**Material for this task**
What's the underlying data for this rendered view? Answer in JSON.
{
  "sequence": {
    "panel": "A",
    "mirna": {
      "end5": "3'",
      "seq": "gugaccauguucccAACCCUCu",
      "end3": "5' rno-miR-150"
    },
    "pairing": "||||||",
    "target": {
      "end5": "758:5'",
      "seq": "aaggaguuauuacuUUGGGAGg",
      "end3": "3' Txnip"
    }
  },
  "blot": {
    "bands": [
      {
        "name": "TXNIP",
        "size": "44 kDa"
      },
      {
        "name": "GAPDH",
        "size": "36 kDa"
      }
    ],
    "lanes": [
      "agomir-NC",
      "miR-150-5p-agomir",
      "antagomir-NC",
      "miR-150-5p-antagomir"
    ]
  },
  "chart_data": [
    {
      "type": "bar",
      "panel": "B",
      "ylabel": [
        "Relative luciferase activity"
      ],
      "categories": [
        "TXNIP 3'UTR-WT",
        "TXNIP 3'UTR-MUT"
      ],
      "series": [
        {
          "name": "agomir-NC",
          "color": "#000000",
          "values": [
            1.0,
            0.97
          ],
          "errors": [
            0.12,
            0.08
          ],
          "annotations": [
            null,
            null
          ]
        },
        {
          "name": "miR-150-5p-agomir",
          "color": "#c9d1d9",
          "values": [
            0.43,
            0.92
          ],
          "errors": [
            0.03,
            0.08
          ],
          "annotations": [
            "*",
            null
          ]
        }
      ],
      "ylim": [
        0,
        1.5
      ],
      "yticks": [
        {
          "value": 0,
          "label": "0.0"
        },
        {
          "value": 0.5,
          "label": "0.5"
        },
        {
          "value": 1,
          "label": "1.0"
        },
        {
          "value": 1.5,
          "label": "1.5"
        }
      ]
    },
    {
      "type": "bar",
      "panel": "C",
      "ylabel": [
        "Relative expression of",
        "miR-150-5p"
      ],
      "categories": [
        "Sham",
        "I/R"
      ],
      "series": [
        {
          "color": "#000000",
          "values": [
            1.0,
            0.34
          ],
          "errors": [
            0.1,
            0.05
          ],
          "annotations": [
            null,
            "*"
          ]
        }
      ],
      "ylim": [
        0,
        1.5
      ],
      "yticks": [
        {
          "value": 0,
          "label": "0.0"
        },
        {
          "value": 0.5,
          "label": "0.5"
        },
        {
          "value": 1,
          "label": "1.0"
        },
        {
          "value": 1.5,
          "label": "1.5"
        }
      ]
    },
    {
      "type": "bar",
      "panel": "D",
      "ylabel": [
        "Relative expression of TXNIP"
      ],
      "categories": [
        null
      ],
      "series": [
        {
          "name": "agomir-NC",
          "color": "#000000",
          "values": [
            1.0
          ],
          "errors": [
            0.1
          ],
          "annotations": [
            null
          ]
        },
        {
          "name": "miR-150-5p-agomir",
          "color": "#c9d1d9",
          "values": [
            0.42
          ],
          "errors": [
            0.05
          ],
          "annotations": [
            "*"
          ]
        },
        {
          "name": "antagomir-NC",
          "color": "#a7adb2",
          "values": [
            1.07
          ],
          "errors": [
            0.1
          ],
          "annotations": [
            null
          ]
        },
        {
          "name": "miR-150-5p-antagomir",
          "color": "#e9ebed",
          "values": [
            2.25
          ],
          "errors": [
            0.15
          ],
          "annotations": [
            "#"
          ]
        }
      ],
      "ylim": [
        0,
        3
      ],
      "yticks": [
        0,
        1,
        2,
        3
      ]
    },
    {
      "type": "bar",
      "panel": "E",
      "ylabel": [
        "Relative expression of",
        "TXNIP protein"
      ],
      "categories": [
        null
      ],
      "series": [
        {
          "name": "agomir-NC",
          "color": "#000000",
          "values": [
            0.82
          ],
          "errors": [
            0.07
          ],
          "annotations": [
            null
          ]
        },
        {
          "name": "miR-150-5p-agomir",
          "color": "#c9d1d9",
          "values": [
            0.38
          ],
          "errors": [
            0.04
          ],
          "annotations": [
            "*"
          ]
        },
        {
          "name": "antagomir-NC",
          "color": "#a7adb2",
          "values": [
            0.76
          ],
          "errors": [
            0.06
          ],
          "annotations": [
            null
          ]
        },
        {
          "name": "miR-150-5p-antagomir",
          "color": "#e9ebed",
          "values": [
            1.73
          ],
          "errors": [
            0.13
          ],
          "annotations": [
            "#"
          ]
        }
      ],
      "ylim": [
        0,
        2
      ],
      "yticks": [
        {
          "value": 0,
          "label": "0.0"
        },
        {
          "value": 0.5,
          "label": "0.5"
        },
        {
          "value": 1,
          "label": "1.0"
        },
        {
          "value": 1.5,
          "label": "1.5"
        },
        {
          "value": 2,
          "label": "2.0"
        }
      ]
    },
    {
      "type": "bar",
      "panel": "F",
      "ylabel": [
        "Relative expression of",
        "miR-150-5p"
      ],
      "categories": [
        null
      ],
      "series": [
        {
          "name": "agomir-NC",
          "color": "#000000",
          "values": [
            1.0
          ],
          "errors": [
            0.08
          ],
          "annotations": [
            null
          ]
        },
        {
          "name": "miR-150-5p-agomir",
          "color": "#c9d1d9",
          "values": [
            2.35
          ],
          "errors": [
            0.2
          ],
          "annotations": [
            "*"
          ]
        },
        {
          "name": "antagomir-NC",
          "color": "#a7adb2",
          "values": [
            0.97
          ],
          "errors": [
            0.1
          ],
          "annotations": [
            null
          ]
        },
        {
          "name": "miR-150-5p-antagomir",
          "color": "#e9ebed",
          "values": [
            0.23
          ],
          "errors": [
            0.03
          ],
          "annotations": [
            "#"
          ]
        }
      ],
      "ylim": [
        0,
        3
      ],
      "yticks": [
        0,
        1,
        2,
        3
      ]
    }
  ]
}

**Task to carry out**
Reproduce the entries above in full, so that each one reads exactly as before.

**Output for this exercise**
What's the underlying data for this rendered view? Answer in JSON.
{
  "sequence": {
    "panel": "A",
    "mirna": {
      "end5": "3'",
      "seq": "gugaccauguucccAACCCUCu",
      "end3": "5' rno-miR-150"
    },
    "pairing": "||||||",
    "target": {
      "end5": "758:5'",
      "seq": "aaggaguuauuacuUUGGGAGg",
      "end3": "3' Txnip"
    }
  },
  "blot": {
    "bands": [
      {
        "name": "TXNIP",
        "size": "44 kDa"
      },
      {
        "name": "GAPDH",
        "size": "36 kDa"
      }
    ],
    "lanes": [
      "agomir-NC",
      "miR-150-5p-agomir",
      "antagomir-NC",
      "miR-150-5p-antagomir"
    ]
  },
  "chart_data": [
    {
      "type": "bar",
      "panel": "B",
      "ylabel": [
        "Relative luciferase activity"
      ],
      "categories": [
        "TXNIP 3'UTR-WT",
        "TXNIP 3'UTR-MUT"
      ],
      "series": [
        {
          "name": "agomir-NC",
          "color": "#000000",
          "values": [
            1.0,
            0.97
          ],
          "errors": [
            0.12,
            0.08
          ],
          "annotations": [
            null,
            null
          ]
        },
        {
          "name": "miR-150-5p-agomir",
          "color": "#c9d1d9",
          "values": [
            0.43,
            0.92
          ],
          "errors": [
            0.03,
            0.08
          ],
          "annotations": [
            "*",
            null
          ]
        }
      ],
      "ylim": [
        0,
        1.5
      ],
      "yticks": [
        {
          "value": 0,
          "label": "0.0"
        },
        {
          "value": 0.5,
          "label": "0.5"
        },
        {
          "value": 1,
          "label": "1.0"
        },
        {
          "value": 1.5,
          "label": "1.5"
        }
      ]
    },
    {
      "type": "bar",
      "panel": "C",
      "ylabel": [
        "Relative expression of",
        "miR-150-5p"
      ],
      "categories": [
        "Sham",
        "I/R"
      ],
      "series": [
        {
          "color": "#000000",
          "values": [
            1.0,
            0.34
          ],
          "errors": [
            0.1,
            0.05
          ],
          "annotations": [
            null,
            "*"
          ]
        }
      ],
      "ylim": [
        0,
        1.5
      ],
      "yticks": [
        {
          "value": 0,
          "label": "0.0"
        },
        {
          "value": 0.5,
          "label": "0.5"
        },
        {
          "value": 1,
          "label": "1.0"
        },
        {
          "value": 1.5,
          "label": "1.5"
        }
      ]
    },
    {
      "type": "bar",
      "panel": "D",
      "ylabel": [
        "Relative expression of TXNIP"
      ],
      "categories": [
        null
      ],
      "series": [
        {
          "name": "agomir-NC",
          "color": "#000000",
          "values": [
            1.0
          ],
          "errors": [
            0.1
          ],
          "annotations": [
            null
          ]
        },
        {
          "name": "miR-150-5p-agomir",
          "color": "#c9d1d9",
          "values": [
            0.42
          ],
          "errors": [
            0.05
          ],
          "annotations": [
            "*"
          ]
        },
        {
          "name": "antagomir-NC",
          "color": "#a7adb2",
          "values": [
            1.07
          ],
          "errors": [
            0.1
          ],
          "annotations": [
            null
          ]
        },
        {
          "name": "miR-150-5p-antagomir",
          "color": "#e9ebed",
          "values": [
            2.25
          ],
          "errors": [
            0.15
          ],
          "annotations": [
            "#"
          ]
        }
      ],
      "ylim": [
        0,
        3
      ],
      "yticks": [
        0,
        1,
        2,
        3
      ]
    },
    {
      "type": "bar",
      "panel": "E",
      "ylabel": [
        "Relative expression of",
        "TXNIP protein"
      ],
      "categories": [
        null
      ],
      "series": [
        {
          "name": "agomir-NC",
          "color": "#000000",
          "values": [
            0.82
          ],
          "errors": [
            0.07
          ],
          "annotations": [
            null
          ]
        },
        {
          "name": "miR-150-5p-agomir",
          "color": "#c9d1d9",
          "values": [
            0.38
          ],
          "errors": [
            0.04
          ],
          "annotations": [
            "*"
          ]
        },
        {
          "name": "antagomir-NC",
          "color": "#a7adb2",
          "values": [
            0.76
          ],
          "errors": [
            0.06
          ],
          "annotations": [
            null
          ]
        },
        {
          "name": "miR-150-5p-antagomir",
          "color": "#e9ebed",
          "values": [
            1.73
          ],
          "errors": [
            0.13
          ],
          "annotations": [
            "#"
          ]
        }
      ],
      "ylim": [
        0,
        2
      ],
      "yticks": [
        {
          "value": 0,
          "label": "0.0"
        },
        {
          "value": 0.5,
          "label": "0.5"
        },
        {
          "value": 1,
          "label": "1.0"
        },
        {
          "value": 1.5,
          "label": "1.5"
        },
        {
          "value": 2,
          "label": "2.0"
        }
      ]
    },
    {
      "type": "bar",
      "panel": "F",
      "ylabel": [
        "Relative expression of",
        "miR-150-5p"
      ],
      "categories": [
        null
      ],
      "series": [
        {
          "name": "agomir-NC",
          "color": "#000000",
          "values": [
            1.0
          ],
          "errors": [
            0.08
          ],
          "annotations": [
            null
          ]
        },
        {
          "name": "miR-150-5p-agomir",
          "color": "#c9d1d9",
          "values": [
            2.35
          ],
          "errors": [
            0.2
          ],
          "annotations": [
            "*"
          ]
        },
        {
          "name": "antagomir-NC",
          "color": "#a7adb2",
          "values": [
            0.97
          ],
          "errors": [
            0.1
          ],
          "annotations": [
            null
          ]
        },
        {
          "name": "miR-150-5p-antagomir",
          "color": "#e9ebed",
          "values": [
            0.23
          ],
          "errors": [
            0.03
          ],
          "annotations": [
            "#"
          ]
        }
      ],
      "ylim": [
        0,
        3
      ],
      "yticks": [
        0,
        1,
        2,
        3
      ]
    }
  ]
}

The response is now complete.